-- Exercise instructions --
Pick every line from the data that holds the word "hacia".

-- Dataset rows --
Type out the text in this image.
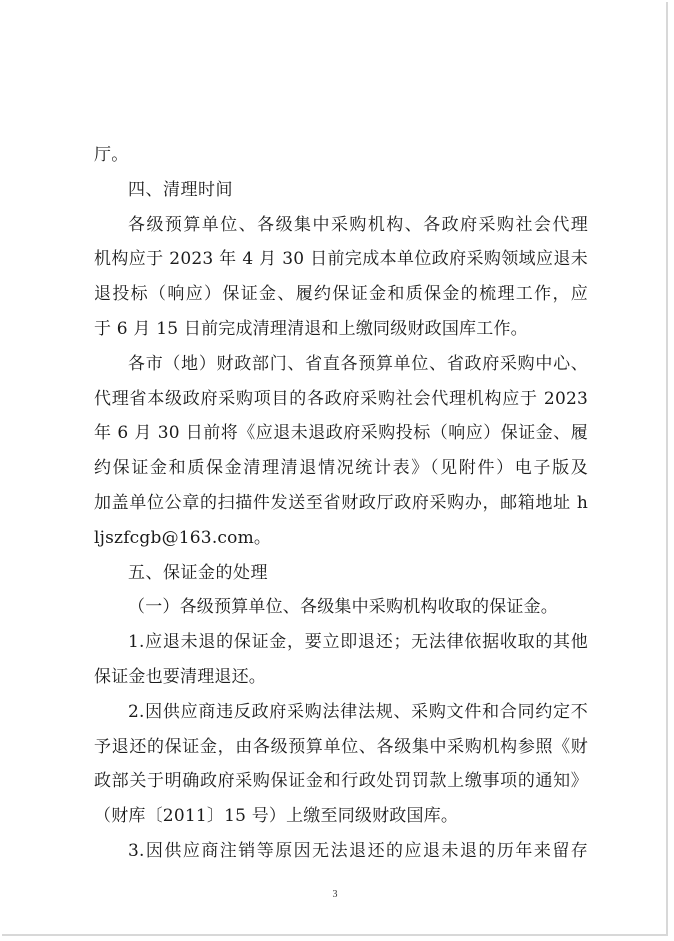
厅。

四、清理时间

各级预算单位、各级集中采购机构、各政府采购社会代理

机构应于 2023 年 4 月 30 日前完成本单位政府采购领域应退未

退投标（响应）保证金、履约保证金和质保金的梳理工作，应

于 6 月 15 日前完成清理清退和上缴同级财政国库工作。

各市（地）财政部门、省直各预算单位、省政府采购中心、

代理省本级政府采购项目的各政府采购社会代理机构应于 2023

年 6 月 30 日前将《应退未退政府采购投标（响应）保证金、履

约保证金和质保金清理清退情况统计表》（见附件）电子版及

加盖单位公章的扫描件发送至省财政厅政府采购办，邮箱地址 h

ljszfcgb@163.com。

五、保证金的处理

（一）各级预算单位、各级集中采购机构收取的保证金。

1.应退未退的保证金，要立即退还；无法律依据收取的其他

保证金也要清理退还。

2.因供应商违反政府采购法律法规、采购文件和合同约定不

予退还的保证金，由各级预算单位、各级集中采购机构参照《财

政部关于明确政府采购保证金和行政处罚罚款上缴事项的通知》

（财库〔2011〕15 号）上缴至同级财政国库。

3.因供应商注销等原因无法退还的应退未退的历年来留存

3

==

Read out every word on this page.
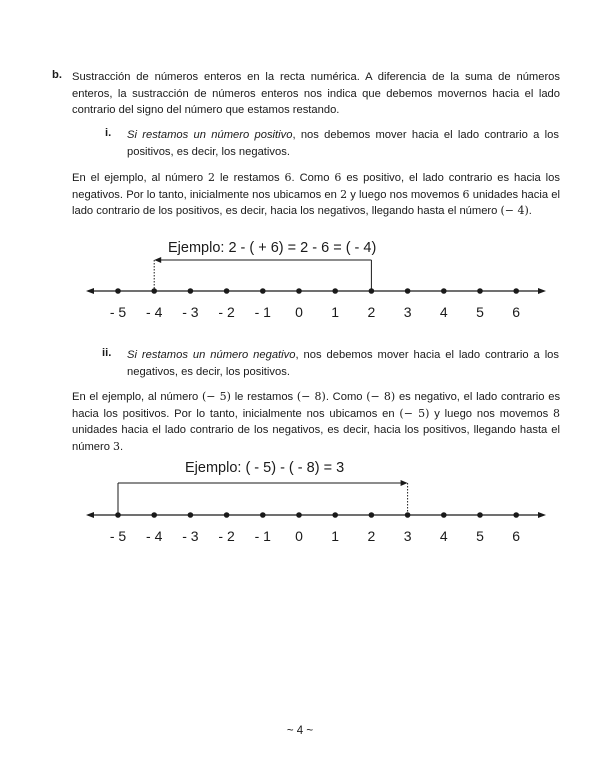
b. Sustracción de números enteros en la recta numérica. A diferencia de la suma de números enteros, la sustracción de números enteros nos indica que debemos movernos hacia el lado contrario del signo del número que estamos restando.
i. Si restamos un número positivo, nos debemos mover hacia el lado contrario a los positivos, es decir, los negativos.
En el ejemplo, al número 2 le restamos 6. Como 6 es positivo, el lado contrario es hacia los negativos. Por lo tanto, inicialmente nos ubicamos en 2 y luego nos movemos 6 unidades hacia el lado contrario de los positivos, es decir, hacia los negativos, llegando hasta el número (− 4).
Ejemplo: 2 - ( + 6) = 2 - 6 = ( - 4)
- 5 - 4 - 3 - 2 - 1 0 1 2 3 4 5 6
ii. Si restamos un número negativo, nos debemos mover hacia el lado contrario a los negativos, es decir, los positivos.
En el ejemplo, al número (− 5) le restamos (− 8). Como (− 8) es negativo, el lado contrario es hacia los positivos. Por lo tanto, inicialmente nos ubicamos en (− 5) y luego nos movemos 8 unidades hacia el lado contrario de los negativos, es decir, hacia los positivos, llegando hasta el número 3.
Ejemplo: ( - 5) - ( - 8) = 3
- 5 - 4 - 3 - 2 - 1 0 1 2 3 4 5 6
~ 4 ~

...

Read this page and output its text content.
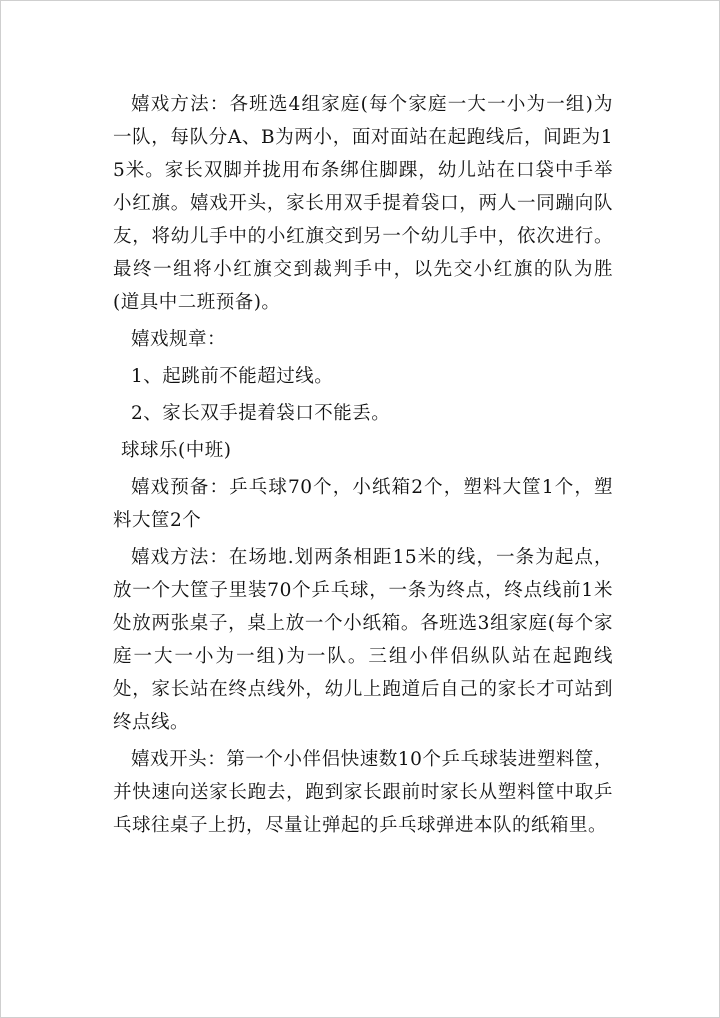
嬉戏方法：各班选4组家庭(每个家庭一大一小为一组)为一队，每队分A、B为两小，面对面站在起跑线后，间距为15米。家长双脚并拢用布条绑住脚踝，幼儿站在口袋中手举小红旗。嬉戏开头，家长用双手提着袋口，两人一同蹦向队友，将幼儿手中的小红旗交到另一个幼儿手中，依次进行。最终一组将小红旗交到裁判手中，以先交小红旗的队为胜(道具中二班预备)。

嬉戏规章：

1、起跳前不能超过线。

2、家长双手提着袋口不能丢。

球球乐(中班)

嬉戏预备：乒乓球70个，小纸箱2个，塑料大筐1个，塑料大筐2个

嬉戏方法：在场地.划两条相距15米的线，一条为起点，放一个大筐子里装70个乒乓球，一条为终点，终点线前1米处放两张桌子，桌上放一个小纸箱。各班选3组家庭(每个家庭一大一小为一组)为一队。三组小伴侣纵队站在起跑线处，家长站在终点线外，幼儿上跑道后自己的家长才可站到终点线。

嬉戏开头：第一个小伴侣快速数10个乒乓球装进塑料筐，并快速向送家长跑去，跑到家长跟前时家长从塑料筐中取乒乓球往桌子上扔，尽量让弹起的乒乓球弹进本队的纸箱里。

-- Output below --
b. Sustracción de números enteros en la recta numérica. A diferencia de la suma de números enteros, la sustracción de números enteros nos indica que debemos movernos hacia el lado contrario del signo del número que estamos restando.
i. Si restamos un número positivo, nos debemos mover hacia el lado contrario a los positivos, es decir, los negativos.
En el ejemplo, al número 2 le restamos 6. Como 6 es positivo, el lado contrario es hacia los negativos. Por lo tanto, inicialmente nos ubicamos en 2 y luego nos movemos 6 unidades hacia el lado contrario de los positivos, es decir, hacia los negativos, llegando hasta el número (− 4).
ii. Si restamos un número negativo, nos debemos mover hacia el lado contrario a los negativos, es decir, los positivos.
En el ejemplo, al número (− 5) le restamos (− 8). Como (− 8) es negativo, el lado contrario es hacia los positivos. Por lo tanto, inicialmente nos ubicamos en (− 5) y luego nos movemos 8 unidades hacia el lado contrario de los negativos, es decir, hacia los positivos, llegando hasta el número 3.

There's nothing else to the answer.